Request ▸ Each line of the data that includes the string "swim" is to be copied out.

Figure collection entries
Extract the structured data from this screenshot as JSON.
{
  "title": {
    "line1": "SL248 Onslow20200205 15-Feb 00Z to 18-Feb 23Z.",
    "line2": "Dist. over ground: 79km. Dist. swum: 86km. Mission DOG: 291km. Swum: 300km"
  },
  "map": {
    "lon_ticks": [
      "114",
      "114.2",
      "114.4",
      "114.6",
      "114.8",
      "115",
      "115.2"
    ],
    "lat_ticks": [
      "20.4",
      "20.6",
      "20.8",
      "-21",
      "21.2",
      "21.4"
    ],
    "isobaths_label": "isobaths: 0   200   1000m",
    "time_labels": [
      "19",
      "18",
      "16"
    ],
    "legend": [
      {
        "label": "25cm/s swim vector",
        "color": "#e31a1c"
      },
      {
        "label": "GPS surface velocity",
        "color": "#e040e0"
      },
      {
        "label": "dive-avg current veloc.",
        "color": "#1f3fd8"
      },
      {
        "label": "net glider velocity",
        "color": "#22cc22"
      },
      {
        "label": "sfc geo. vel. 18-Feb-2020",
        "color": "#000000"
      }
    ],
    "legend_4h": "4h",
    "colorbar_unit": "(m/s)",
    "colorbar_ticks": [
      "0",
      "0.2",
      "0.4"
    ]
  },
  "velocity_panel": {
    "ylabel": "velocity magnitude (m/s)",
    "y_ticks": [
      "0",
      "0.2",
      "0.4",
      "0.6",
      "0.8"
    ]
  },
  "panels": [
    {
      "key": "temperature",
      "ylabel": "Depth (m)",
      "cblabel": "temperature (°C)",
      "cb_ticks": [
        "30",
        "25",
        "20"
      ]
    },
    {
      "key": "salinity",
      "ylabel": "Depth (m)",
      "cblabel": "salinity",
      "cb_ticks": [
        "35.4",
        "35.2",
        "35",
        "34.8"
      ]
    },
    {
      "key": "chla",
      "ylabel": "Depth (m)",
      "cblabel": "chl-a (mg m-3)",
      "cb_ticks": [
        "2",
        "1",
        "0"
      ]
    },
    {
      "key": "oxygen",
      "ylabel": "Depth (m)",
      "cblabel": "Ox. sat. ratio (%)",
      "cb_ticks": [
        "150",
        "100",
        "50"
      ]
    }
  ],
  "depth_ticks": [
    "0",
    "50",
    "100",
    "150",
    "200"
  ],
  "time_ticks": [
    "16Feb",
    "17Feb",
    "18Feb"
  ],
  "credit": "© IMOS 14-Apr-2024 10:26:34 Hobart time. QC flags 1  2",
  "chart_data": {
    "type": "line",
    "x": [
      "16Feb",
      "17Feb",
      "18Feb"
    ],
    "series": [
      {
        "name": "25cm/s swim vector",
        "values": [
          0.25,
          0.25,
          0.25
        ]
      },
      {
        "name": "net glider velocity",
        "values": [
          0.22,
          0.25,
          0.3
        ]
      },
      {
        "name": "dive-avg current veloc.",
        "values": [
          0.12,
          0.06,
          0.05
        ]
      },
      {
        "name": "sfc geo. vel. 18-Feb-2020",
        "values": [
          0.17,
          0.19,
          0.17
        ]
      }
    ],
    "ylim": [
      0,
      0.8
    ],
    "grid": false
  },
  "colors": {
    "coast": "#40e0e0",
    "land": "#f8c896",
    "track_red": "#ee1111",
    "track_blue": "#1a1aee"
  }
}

Expected answer ▸
        "label": "25cm/s swim vector",
        "name": "25cm/s swim vector",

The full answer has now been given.